▸ Excerpted data
================================

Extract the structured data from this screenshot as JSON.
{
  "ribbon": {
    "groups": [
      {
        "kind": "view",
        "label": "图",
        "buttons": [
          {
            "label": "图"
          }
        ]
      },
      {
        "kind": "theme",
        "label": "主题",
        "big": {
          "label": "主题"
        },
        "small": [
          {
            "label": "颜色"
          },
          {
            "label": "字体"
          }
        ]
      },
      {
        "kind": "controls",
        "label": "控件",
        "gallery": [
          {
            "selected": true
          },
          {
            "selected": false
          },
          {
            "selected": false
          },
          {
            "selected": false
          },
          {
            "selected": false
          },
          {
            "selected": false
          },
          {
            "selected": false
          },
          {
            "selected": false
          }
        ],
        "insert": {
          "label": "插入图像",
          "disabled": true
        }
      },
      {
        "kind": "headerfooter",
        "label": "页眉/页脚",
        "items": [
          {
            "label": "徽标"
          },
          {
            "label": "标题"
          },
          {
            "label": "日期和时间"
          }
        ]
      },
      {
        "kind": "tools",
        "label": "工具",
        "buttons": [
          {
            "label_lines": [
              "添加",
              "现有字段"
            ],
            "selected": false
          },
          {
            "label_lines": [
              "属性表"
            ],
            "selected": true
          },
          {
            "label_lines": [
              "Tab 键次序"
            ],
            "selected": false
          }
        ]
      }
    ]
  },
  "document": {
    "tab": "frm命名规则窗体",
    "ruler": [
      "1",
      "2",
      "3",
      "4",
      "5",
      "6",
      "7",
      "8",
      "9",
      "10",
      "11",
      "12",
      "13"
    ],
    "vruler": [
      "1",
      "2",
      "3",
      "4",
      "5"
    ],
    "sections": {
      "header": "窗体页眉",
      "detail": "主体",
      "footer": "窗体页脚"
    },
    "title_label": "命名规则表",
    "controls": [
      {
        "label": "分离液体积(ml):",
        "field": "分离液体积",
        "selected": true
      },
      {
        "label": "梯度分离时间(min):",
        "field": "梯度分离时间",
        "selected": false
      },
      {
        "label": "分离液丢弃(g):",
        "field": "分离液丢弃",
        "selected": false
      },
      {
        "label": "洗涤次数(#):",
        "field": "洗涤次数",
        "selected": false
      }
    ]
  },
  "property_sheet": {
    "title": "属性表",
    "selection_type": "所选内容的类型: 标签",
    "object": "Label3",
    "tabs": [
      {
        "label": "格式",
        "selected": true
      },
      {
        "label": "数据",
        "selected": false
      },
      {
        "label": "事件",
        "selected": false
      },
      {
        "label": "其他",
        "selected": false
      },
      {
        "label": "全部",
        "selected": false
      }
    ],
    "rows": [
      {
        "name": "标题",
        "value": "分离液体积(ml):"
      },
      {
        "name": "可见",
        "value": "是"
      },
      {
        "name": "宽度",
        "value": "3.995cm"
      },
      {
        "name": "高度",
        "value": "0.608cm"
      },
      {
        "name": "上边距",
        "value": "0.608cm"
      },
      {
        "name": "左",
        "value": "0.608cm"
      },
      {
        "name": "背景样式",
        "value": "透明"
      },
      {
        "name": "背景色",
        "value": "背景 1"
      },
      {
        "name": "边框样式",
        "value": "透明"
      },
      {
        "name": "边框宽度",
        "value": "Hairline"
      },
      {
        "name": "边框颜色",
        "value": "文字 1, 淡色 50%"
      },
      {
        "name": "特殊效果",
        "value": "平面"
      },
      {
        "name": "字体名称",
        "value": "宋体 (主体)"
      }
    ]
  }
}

================================

▸ Task goal
Select every line of the records holding the string "field".

▸ Written solution
        "field": "分离液体积",
        "field": "梯度分离时间",
        "field": "分离液丢弃",
        "field": "洗涤次数",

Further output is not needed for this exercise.